Extracted entries.
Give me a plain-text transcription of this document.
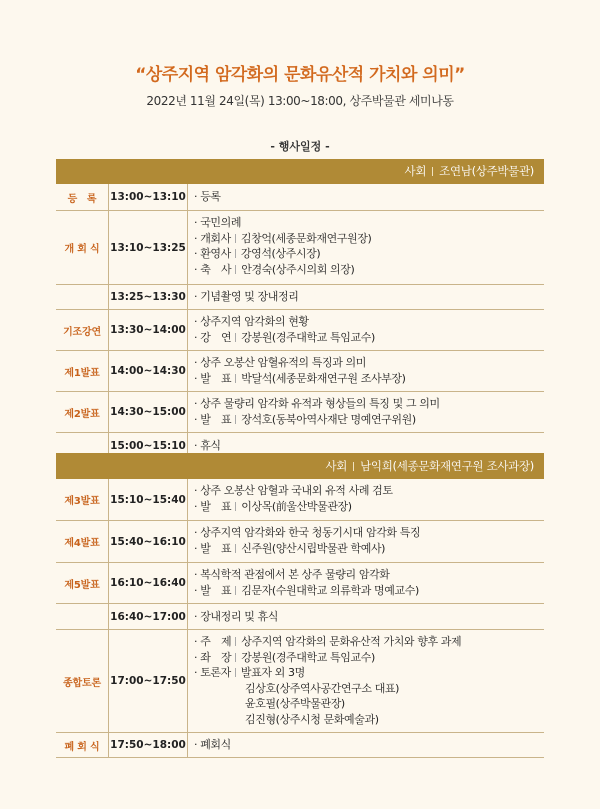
“상주지역 암각화의 문화유산적 가치와 의미”
2022년 11월 24일(목) 13:00~18:00, 상주박물관 세미나동
- 행사일정 -
사회 조연남(상주박물관)
등　록	13:00~13:10 · 등록
개 회 식	13:10~13:25
· 국민의례
· 개회사 김창억(세종문화재연구원장)
· 환영사 강영석(상주시장)
· 축　사 안경숙(상주시의회 의장)
13:25~13:30 · 기념촬영 및 장내정리
기조강연 13:30~14:00
· 상주지역 암각화의 현황
· 강　연 강봉원(경주대학교 특임교수)
제1발표	14:00~14:30
· 상주 오봉산 암혈유적의 특징과 의미
· 발　표 박달석(세종문화재연구원 조사부장)
제2발표	14:30~15:00
· 상주 물량리 암각화 유적과 형상들의 특징 및 그 의미
· 발　표 장석호(동북아역사재단 명예연구위원)
15:00~15:10 · 휴식
사회 남익희(세종문화재연구원 조사과장)
제3발표	15:10~15:40
· 상주 오봉산 암혈과 국내외 유적 사례 검토
· 발　표 이상목(前울산박물관장)
제4발표	15:40~16:10
· 상주지역 암각화와 한국 청동기시대 암각화 특징
· 발　표 신주원(양산시립박물관 학예사)
제5발표	16:10~16:40
· 복식학적 관점에서 본 상주 물량리 암각화
· 발　표 김문자(수원대학교 의류학과 명예교수)
16:40~17:00 · 장내정리 및 휴식
종합토론 17:00~17:50
· 주　제 상주지역 암각화의 문화유산적 가치와 향후 과제
· 좌　장 강봉원(경주대학교 특임교수)
· 토론자 발표자 외 3명
김상호(상주역사공간연구소 대표)
윤호필(상주박물관장)
김진형(상주시청 문화예술과)
폐 회 식	17:50~18:00 · 폐회식
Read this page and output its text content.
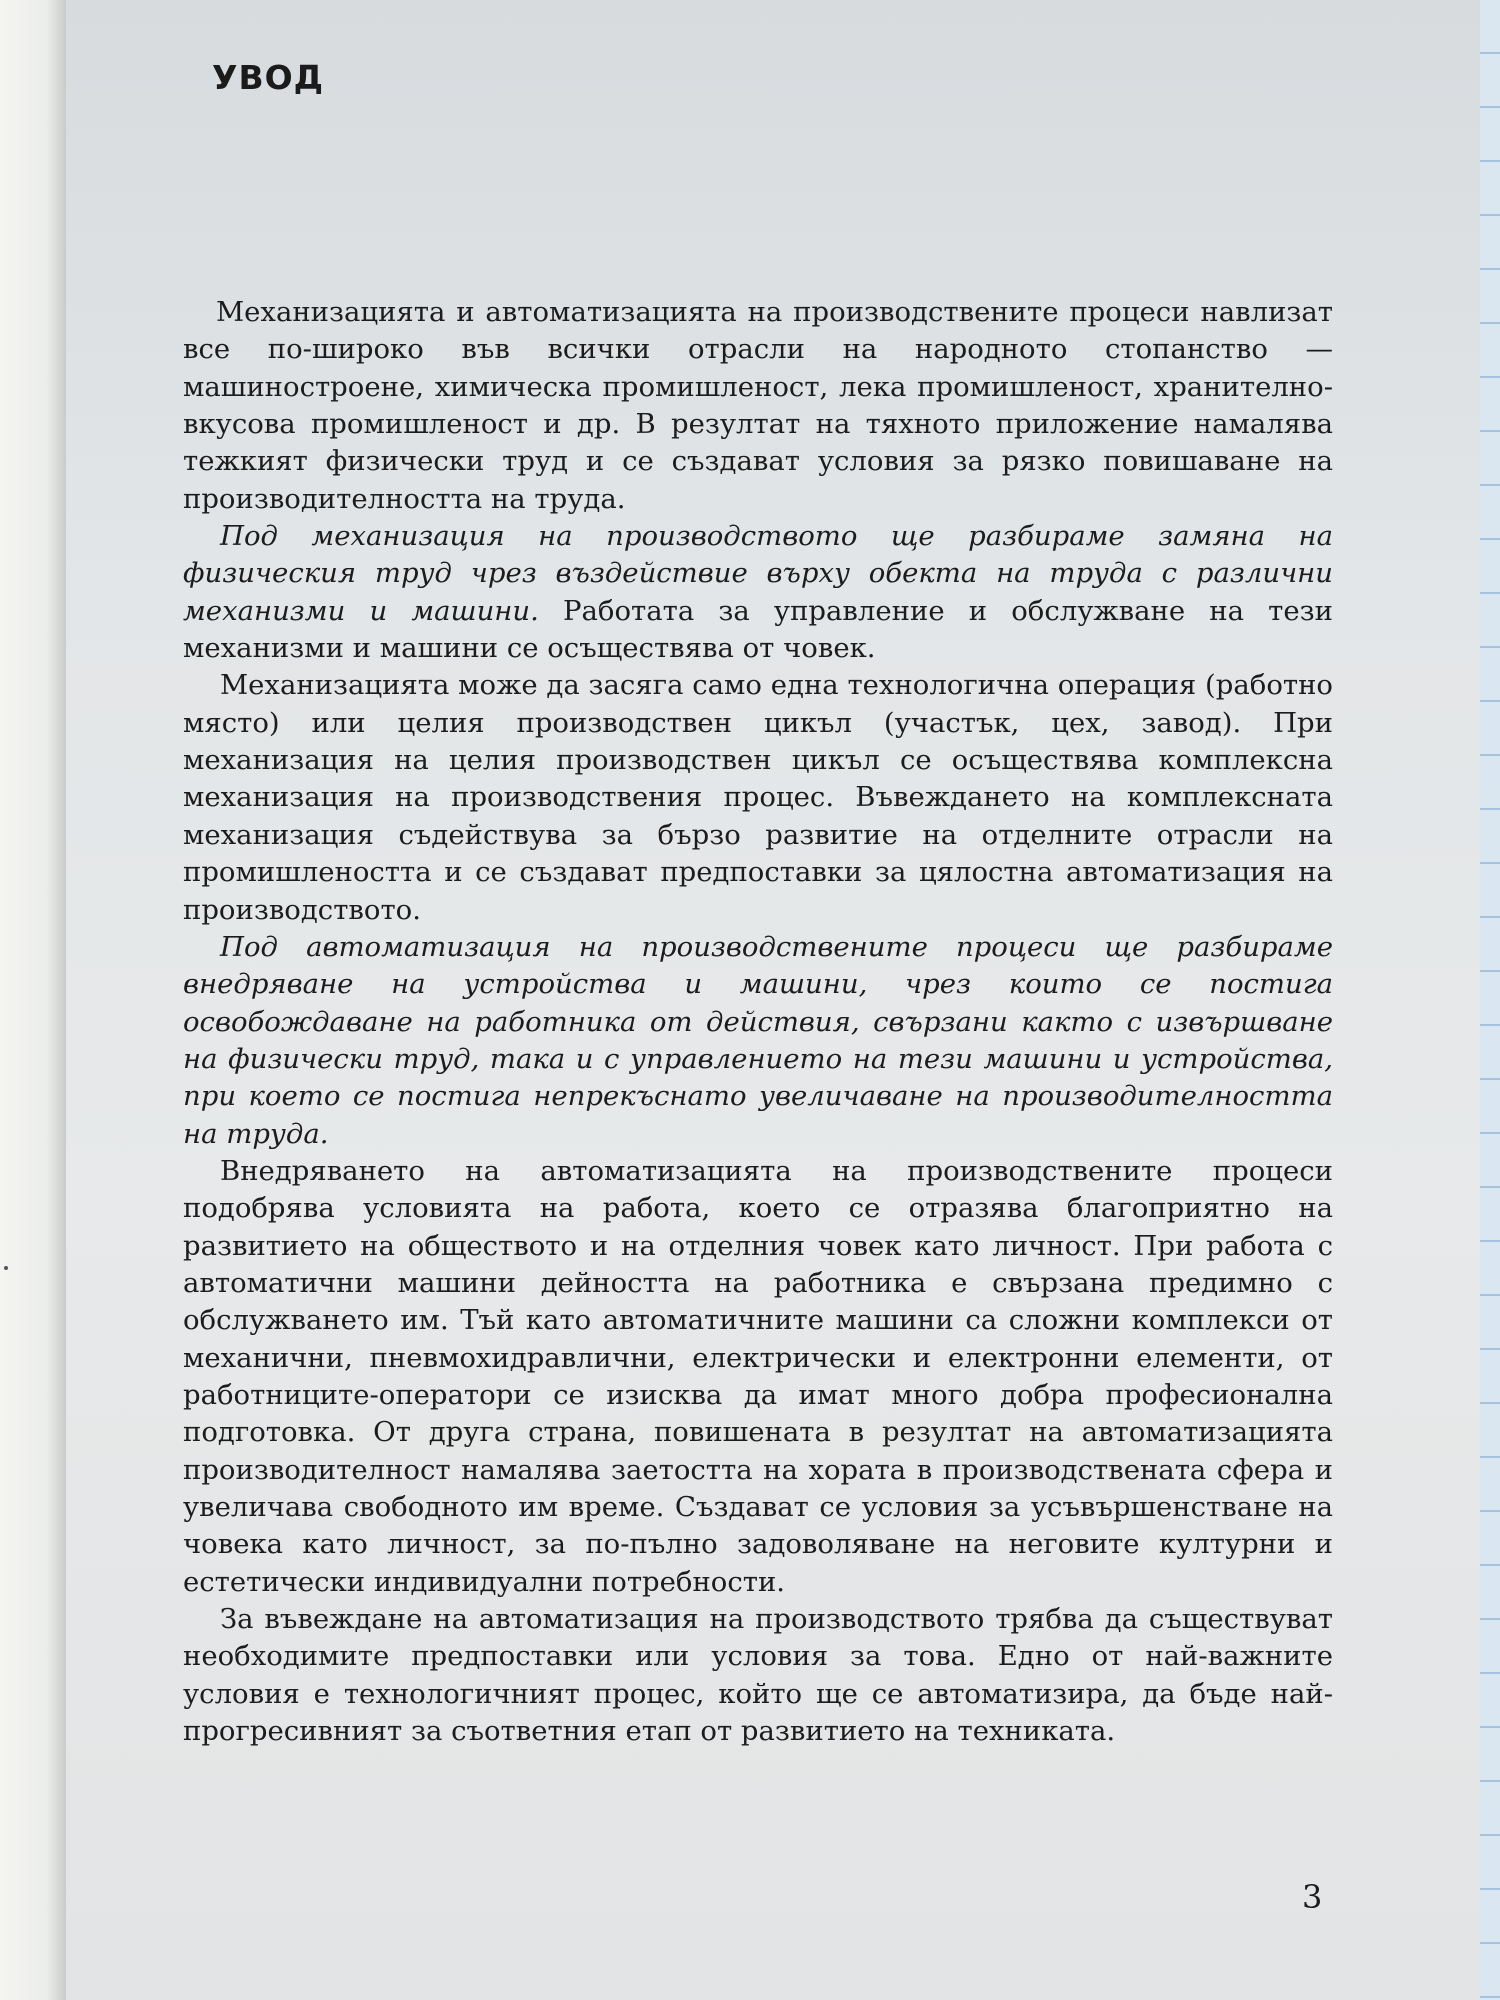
УВОД

Механизацията и автоматизацията на производствените процеси навлизат все по-широко във всички отрасли на народното стопанство — машиностроене, химическа промишленост, лека промишленост, хранително-вкусова промишленост и др. В резултат на тяхното приложение намалява тежкият физически труд и се създават условия за рязко повишаване на производителността на труда.

Под механизация на производството ще разбираме замяна на физическия труд чрез въздействие върху обекта на труда с различни механизми и машини. Работата за управление и обслужване на тези механизми и машини се осъществява от човек.

Механизацията може да засяга само една технологична операция (работно място) или целия производствен цикъл (участък, цех, завод). При механизация на целия производствен цикъл се осъществява комплексна механизация на производствения процес. Въвеждането на комплексната механизация съдействува за бързо развитие на отделните отрасли на промишлеността и се създават предпоставки за цялостна автоматизация на производството.

Под автоматизация на производствените процеси ще разбираме внедряване на устройства и машини, чрез които се постига освобождаване на работника от действия, свързани както с извършване на физически труд, така и с управлението на тези машини и устройства, при което се постига непрекъснато увеличаване на производителността на труда.

Внедряването на автоматизацията на производствените процеси подобрява условията на работа, което се отразява благоприятно на развитието на обществото и на отделния човек като личност. При работа с автоматични машини дейността на работника е свързана предимно с обслужването им. Тъй като автоматичните машини са сложни комплекси от механични, пневмохидравлични, електрически и електронни елементи, от работниците-оператори се изисква да имат много добра професионална подготовка. От друга страна, повишената в резултат на автоматизацията производителност намалява заетостта на хората в производствената сфера и увеличава свободното им време. Създават се условия за усъвършенстване на човека като личност, за по-пълно задоволяване на неговите културни и естетически индивидуални потребности.

За въвеждане на автоматизация на производството трябва да съществуват необходимите предпоставки или условия за това. Едно от най-важните условия е технологичният процес, който ще се автоматизира, да бъде най-прогресивният за съответния етап от развитието на техниката.

3
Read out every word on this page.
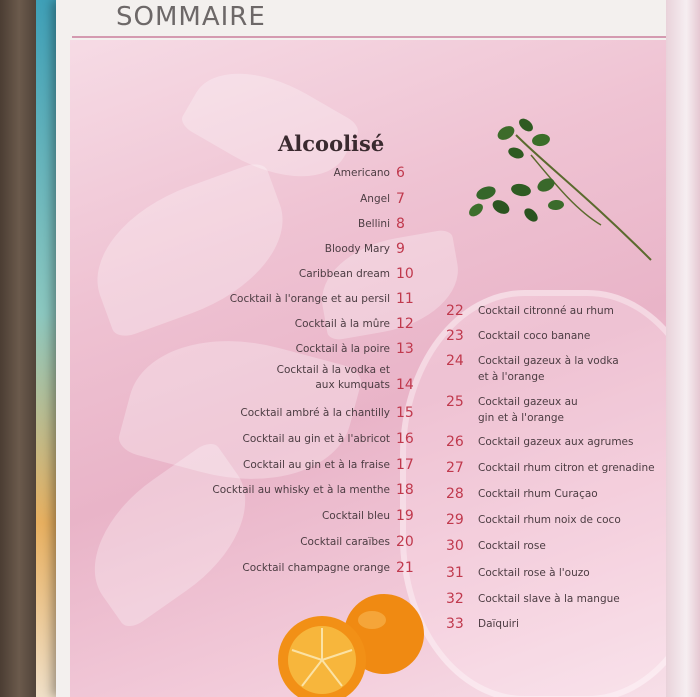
SOMMAIRE
Alcoolisé
Americano 6
Angel 7
Bellini 8
Bloody Mary 9
Caribbean dream 10
Cocktail à l'orange et au persil 11
Cocktail à la mûre 12
Cocktail à la poire 13
Cocktail à la vodka et aux kumquats 14
Cocktail ambré à la chantilly 15
Cocktail au gin et à l'abricot 16
Cocktail au gin et à la fraise 17
Cocktail au whisky et à la menthe 18
Cocktail bleu 19
Cocktail caraïbes 20
Cocktail champagne orange 21
22	Cocktail citronné au rhum
23	Cocktail coco banane
24	Cocktail gazeux à la vodka et à l'orange
25	Cocktail gazeux au gin et à l'orange
26	Cocktail gazeux aux agrumes
27	Cocktail rhum citron et grenadine
28	Cocktail rhum Curaçao
29	Cocktail rhum noix de coco
30	Cocktail rose
31	Cocktail rose à l'ouzo
32	Cocktail slave à la mangue
33	Daïquiri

Exercise objective. Each line of the data is to be duplicated exactly; pictures stay out of the copy.

Complete answer.
Give me a plain-text transcription of this document.
“상주지역 암각화의 문화유산적 가치와 의미”
2022년 11월 24일(목) 13:00~18:00, 상주박물관 세미나동
- 행사일정 -
사회 조연남(상주박물관)
등　록	13:00~13:10 · 등록
개 회 식	13:10~13:25
· 국민의례
· 개회사 김창억(세종문화재연구원장)
· 환영사 강영석(상주시장)
· 축　사 안경숙(상주시의회 의장)
13:25~13:30 · 기념촬영 및 장내정리
기조강연 13:30~14:00
· 상주지역 암각화의 현황
· 강　연 강봉원(경주대학교 특임교수)
제1발표	14:00~14:30
· 상주 오봉산 암혈유적의 특징과 의미
· 발　표 박달석(세종문화재연구원 조사부장)
제2발표	14:30~15:00
· 상주 물량리 암각화 유적과 형상들의 특징 및 그 의미
· 발　표 장석호(동북아역사재단 명예연구위원)
15:00~15:10 · 휴식
사회 남익희(세종문화재연구원 조사과장)
제3발표	15:10~15:40
· 상주 오봉산 암혈과 국내외 유적 사례 검토
· 발　표 이상목(前울산박물관장)
제4발표	15:40~16:10
· 상주지역 암각화와 한국 청동기시대 암각화 특징
· 발　표 신주원(양산시립박물관 학예사)
제5발표	16:10~16:40
· 복식학적 관점에서 본 상주 물량리 암각화
· 발　표 김문자(수원대학교 의류학과 명예교수)
16:40~17:00 · 장내정리 및 휴식
종합토론 17:00~17:50
· 주　제 상주지역 암각화의 문화유산적 가치와 향후 과제
· 좌　장 강봉원(경주대학교 특임교수)
· 토론자 발표자 외 3명
김상호(상주역사공간연구소 대표)
윤호필(상주박물관장)
김진형(상주시청 문화예술과)
폐 회 식	17:50~18:00 · 폐회식
Read this page and output its text content.
УВОД

Механизацията и автоматизацията на производствените процеси навлизат все по-широко във всички отрасли на народното стопанство — машиностроене, химическа промишленост, лека промишленост, хранително-вкусова промишленост и др. В резултат на тяхното приложение намалява тежкият физически труд и се създават условия за рязко повишаване на производителността на труда.

Под механизация на производството ще разбираме замяна на физическия труд чрез въздействие върху обекта на труда с различни механизми и машини. Работата за управление и обслужване на тези механизми и машини се осъществява от човек.

Механизацията може да засяга само една технологична операция (работно място) или целия производствен цикъл (участък, цех, завод). При механизация на целия производствен цикъл се осъществява комплексна механизация на производствения процес. Въвеждането на комплексната механизация съдействува за бързо развитие на отделните отрасли на промишлеността и се създават предпоставки за цялостна автоматизация на производството.

Под автоматизация на производствените процеси ще разбираме внедряване на устройства и машини, чрез които се постига освобождаване на работника от действия, свързани както с извършване на физически труд, така и с управлението на тези машини и устройства, при което се постига непрекъснато увеличаване на производителността на труда.

Внедряването на автоматизацията на производствените процеси подобрява условията на работа, което се отразява благоприятно на развитието на обществото и на отделния човек като личност. При работа с автоматични машини дейността на работника е свързана предимно с обслужването им. Тъй като автоматичните машини са сложни комплекси от механични, пневмохидравлични, електрически и електронни елементи, от работниците-оператори се изисква да имат много добра професионална подготовка. От друга страна, повишената в резултат на автоматизацията производителност намалява заетостта на хората в производствената сфера и увеличава свободното им време. Създават се условия за усъвършенстване на човека като личност, за по-пълно задоволяване на неговите културни и естетически индивидуални потребности.

За въвеждане на автоматизация на производството трябва да съществуват необходимите предпоставки или условия за това. Едно от най-важните условия е технологичният процес, който ще се автоматизира, да бъде най-прогресивният за съответния етап от развитието на техниката.

3
Read out every word on this page.
SOMMAIRE
Alcoolisé
Americano 6
Angel 7
Bellini 8
Bloody Mary 9
Caribbean dream 10
Cocktail à l'orange et au persil 11
Cocktail à la mûre 12
Cocktail à la poire 13
Cocktail à la vodka et aux kumquats 14
Cocktail ambré à la chantilly 15
Cocktail au gin et à l'abricot 16
Cocktail au gin et à la fraise 17
Cocktail au whisky et à la menthe 18
Cocktail bleu 19
Cocktail caraïbes 20
Cocktail champagne orange 21
22	Cocktail citronné au rhum
23	Cocktail coco banane
24	Cocktail gazeux à la vodka et à l'orange
25	Cocktail gazeux au gin et à l'orange
26	Cocktail gazeux aux agrumes
27	Cocktail rhum citron et grenadine
28	Cocktail rhum Curaçao
29	Cocktail rhum noix de coco
30	Cocktail rose
31	Cocktail rose à l'ouzo
32	Cocktail slave à la mangue
33	Daïquiri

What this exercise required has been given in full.